The task: Your task is to tally the lines of the listing containing the word "between" and report the figure alone.

>> Begin Material shown

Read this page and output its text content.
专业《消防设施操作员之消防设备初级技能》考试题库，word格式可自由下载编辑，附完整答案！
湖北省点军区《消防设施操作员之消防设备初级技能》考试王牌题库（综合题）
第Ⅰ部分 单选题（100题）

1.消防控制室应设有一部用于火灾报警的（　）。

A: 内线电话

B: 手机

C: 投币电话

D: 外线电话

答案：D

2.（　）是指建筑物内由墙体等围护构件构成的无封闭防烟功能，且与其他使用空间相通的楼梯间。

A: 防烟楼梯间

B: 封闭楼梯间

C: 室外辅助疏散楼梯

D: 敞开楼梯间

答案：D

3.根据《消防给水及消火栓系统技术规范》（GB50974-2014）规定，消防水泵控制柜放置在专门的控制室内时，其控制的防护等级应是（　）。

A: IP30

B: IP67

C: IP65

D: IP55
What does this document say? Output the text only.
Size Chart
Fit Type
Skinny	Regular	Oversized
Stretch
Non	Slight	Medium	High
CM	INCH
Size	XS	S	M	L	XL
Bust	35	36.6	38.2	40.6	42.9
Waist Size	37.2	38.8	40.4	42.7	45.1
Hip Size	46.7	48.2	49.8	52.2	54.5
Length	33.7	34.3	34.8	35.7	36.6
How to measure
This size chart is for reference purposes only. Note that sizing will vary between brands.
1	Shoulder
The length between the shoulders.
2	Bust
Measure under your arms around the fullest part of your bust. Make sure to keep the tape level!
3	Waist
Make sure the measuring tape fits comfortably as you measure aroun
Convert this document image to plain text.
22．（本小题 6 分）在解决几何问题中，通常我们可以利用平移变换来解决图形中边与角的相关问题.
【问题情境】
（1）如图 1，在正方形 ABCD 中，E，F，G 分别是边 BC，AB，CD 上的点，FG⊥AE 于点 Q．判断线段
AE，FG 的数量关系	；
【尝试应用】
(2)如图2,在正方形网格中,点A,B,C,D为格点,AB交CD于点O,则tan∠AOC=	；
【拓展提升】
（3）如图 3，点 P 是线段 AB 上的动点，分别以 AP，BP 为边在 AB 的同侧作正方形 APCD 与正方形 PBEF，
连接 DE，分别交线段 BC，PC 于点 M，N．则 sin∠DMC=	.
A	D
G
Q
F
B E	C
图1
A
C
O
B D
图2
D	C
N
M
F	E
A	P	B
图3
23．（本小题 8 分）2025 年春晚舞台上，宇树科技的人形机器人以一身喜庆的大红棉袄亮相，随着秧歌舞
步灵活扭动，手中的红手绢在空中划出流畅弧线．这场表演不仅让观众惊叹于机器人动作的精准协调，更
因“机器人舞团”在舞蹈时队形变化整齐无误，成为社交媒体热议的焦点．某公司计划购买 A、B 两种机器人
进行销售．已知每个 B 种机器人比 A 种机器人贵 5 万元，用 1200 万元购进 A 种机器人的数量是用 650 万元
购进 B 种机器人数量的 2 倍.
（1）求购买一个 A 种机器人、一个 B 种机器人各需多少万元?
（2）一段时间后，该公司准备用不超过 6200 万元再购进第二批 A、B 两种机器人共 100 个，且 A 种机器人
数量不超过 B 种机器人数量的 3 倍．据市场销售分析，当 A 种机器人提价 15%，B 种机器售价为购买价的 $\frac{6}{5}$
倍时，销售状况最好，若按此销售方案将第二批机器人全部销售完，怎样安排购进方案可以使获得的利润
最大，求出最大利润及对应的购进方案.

>> End Material shown

Exercise response: 2